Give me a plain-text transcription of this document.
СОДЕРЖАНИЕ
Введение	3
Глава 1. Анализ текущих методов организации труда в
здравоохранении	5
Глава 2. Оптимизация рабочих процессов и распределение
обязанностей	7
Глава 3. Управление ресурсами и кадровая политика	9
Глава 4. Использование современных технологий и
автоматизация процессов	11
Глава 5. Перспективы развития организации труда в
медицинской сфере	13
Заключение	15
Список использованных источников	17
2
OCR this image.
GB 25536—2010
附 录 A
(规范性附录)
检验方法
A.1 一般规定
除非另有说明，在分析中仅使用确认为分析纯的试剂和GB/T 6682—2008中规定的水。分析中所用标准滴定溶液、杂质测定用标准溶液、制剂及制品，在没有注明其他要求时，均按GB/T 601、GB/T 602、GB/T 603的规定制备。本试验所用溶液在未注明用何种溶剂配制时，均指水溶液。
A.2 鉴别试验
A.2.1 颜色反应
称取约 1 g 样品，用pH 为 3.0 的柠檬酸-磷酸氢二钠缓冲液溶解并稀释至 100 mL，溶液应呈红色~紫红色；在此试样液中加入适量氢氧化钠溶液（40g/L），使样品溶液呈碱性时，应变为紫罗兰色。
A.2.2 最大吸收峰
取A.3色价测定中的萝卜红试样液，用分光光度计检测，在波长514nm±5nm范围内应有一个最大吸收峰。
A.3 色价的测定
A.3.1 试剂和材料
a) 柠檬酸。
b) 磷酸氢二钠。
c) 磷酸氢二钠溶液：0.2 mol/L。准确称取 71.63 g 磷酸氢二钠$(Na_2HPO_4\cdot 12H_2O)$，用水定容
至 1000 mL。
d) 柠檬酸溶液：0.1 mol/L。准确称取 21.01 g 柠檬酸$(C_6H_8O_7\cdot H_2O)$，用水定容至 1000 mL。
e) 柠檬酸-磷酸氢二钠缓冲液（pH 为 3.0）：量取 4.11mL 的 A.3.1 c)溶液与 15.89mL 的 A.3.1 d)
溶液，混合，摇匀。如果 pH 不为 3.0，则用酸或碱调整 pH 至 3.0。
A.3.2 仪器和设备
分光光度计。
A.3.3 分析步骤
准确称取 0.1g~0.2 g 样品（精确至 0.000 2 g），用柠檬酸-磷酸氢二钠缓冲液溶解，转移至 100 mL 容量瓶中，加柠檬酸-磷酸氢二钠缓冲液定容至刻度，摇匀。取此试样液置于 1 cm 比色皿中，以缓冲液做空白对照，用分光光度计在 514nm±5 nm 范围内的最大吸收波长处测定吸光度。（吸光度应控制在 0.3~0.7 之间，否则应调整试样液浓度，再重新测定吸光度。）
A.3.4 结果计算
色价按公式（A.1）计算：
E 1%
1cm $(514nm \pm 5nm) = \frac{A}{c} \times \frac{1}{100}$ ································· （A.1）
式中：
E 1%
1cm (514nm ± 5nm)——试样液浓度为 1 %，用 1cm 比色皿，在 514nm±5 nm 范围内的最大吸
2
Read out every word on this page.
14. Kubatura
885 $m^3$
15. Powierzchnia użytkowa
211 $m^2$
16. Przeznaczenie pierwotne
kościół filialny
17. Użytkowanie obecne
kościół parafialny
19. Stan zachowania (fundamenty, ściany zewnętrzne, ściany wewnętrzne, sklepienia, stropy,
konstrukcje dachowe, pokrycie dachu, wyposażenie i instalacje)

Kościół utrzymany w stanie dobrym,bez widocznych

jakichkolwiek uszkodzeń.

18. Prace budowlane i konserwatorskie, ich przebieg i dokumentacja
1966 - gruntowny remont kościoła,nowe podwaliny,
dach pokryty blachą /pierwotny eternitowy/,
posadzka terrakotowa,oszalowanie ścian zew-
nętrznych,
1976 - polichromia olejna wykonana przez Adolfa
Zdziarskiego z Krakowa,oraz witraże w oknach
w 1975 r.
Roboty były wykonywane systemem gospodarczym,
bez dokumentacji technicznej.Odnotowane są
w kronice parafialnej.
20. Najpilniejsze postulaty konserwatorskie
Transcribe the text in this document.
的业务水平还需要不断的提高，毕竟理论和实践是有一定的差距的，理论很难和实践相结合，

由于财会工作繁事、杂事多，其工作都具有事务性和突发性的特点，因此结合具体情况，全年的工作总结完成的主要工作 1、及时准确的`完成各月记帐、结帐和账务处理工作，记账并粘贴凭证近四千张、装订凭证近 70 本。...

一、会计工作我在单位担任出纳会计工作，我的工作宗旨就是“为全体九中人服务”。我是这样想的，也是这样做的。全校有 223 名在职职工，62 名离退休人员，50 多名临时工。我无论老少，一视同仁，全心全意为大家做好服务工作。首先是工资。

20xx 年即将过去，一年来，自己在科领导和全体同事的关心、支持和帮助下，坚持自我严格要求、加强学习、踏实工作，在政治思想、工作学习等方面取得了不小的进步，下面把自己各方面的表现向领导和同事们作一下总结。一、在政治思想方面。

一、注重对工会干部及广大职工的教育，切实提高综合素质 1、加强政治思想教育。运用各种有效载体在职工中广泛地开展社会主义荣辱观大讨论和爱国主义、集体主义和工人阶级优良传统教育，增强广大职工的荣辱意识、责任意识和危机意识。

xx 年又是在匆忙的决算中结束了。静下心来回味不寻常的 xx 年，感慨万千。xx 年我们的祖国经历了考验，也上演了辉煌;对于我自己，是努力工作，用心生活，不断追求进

+ + + + + + +

▸ Goal
All records above must be set down exactly, please.

▸ Output below
Give me a plain-text transcription of this document.
СОДЕРЖАНИЕ
Введение	3
Глава 1. Анализ текущих методов организации труда в
здравоохранении	5
Глава 2. Оптимизация рабочих процессов и распределение
обязанностей	7
Глава 3. Управление ресурсами и кадровая политика	9
Глава 4. Использование современных технологий и
автоматизация процессов	11
Глава 5. Перспективы развития организации труда в
медицинской сфере	13
Заключение	15
Список использованных источников	17
2
OCR this image.
GB 25536—2010
附 录 A
(规范性附录)
检验方法
A.1 一般规定
除非另有说明，在分析中仅使用确认为分析纯的试剂和GB/T 6682—2008中规定的水。分析中所用标准滴定溶液、杂质测定用标准溶液、制剂及制品，在没有注明其他要求时，均按GB/T 601、GB/T 602、GB/T 603的规定制备。本试验所用溶液在未注明用何种溶剂配制时，均指水溶液。
A.2 鉴别试验
A.2.1 颜色反应
称取约 1 g 样品，用pH 为 3.0 的柠檬酸-磷酸氢二钠缓冲液溶解并稀释至 100 mL，溶液应呈红色~紫红色；在此试样液中加入适量氢氧化钠溶液（40g/L），使样品溶液呈碱性时，应变为紫罗兰色。
A.2.2 最大吸收峰
取A.3色价测定中的萝卜红试样液，用分光光度计检测，在波长514nm±5nm范围内应有一个最大吸收峰。
A.3 色价的测定
A.3.1 试剂和材料
a) 柠檬酸。
b) 磷酸氢二钠。
c) 磷酸氢二钠溶液：0.2 mol/L。准确称取 71.63 g 磷酸氢二钠$(Na_2HPO_4\cdot 12H_2O)$，用水定容
至 1000 mL。
d) 柠檬酸溶液：0.1 mol/L。准确称取 21.01 g 柠檬酸$(C_6H_8O_7\cdot H_2O)$，用水定容至 1000 mL。
e) 柠檬酸-磷酸氢二钠缓冲液（pH 为 3.0）：量取 4.11mL 的 A.3.1 c)溶液与 15.89mL 的 A.3.1 d)
溶液，混合，摇匀。如果 pH 不为 3.0，则用酸或碱调整 pH 至 3.0。
A.3.2 仪器和设备
分光光度计。
A.3.3 分析步骤
准确称取 0.1g~0.2 g 样品（精确至 0.000 2 g），用柠檬酸-磷酸氢二钠缓冲液溶解，转移至 100 mL 容量瓶中，加柠檬酸-磷酸氢二钠缓冲液定容至刻度，摇匀。取此试样液置于 1 cm 比色皿中，以缓冲液做空白对照，用分光光度计在 514nm±5 nm 范围内的最大吸收波长处测定吸光度。（吸光度应控制在 0.3~0.7 之间，否则应调整试样液浓度，再重新测定吸光度。）
A.3.4 结果计算
色价按公式（A.1）计算：
E 1%
1cm $(514nm \pm 5nm) = \frac{A}{c} \times \frac{1}{100}$ ································· （A.1）
式中：
E 1%
1cm (514nm ± 5nm)——试样液浓度为 1 %，用 1cm 比色皿，在 514nm±5 nm 范围内的最大吸
2
Read out every word on this page.
14. Kubatura
885 $m^3$
15. Powierzchnia użytkowa
211 $m^2$
16. Przeznaczenie pierwotne
kościół filialny
17. Użytkowanie obecne
kościół parafialny
19. Stan zachowania (fundamenty, ściany zewnętrzne, ściany wewnętrzne, sklepienia, stropy,
konstrukcje dachowe, pokrycie dachu, wyposażenie i instalacje)

Kościół utrzymany w stanie dobrym,bez widocznych

jakichkolwiek uszkodzeń.

18. Prace budowlane i konserwatorskie, ich przebieg i dokumentacja
1966 - gruntowny remont kościoła,nowe podwaliny,
dach pokryty blachą /pierwotny eternitowy/,
posadzka terrakotowa,oszalowanie ścian zew-
nętrznych,
1976 - polichromia olejna wykonana przez Adolfa
Zdziarskiego z Krakowa,oraz witraże w oknach
w 1975 r.
Roboty były wykonywane systemem gospodarczym,
bez dokumentacji technicznej.Odnotowane są
w kronice parafialnej.
20. Najpilniejsze postulaty konserwatorskie
Transcribe the text in this document.
的业务水平还需要不断的提高，毕竟理论和实践是有一定的差距的，理论很难和实践相结合，

由于财会工作繁事、杂事多，其工作都具有事务性和突发性的特点，因此结合具体情况，全年的工作总结完成的主要工作 1、及时准确的`完成各月记帐、结帐和账务处理工作，记账并粘贴凭证近四千张、装订凭证近 70 本。...

一、会计工作我在单位担任出纳会计工作，我的工作宗旨就是“为全体九中人服务”。我是这样想的，也是这样做的。全校有 223 名在职职工，62 名离退休人员，50 多名临时工。我无论老少，一视同仁，全心全意为大家做好服务工作。首先是工资。

20xx 年即将过去，一年来，自己在科领导和全体同事的关心、支持和帮助下，坚持自我严格要求、加强学习、踏实工作，在政治思想、工作学习等方面取得了不小的进步，下面把自己各方面的表现向领导和同事们作一下总结。一、在政治思想方面。

一、注重对工会干部及广大职工的教育，切实提高综合素质 1、加强政治思想教育。运用各种有效载体在职工中广泛地开展社会主义荣辱观大讨论和爱国主义、集体主义和工人阶级优良传统教育，增强广大职工的荣辱意识、责任意识和危机意识。

xx 年又是在匆忙的决算中结束了。静下心来回味不寻常的 xx 年，感慨万千。xx 年我们的祖国经历了考验，也上演了辉煌;对于我自己，是努力工作，用心生活，不断追求进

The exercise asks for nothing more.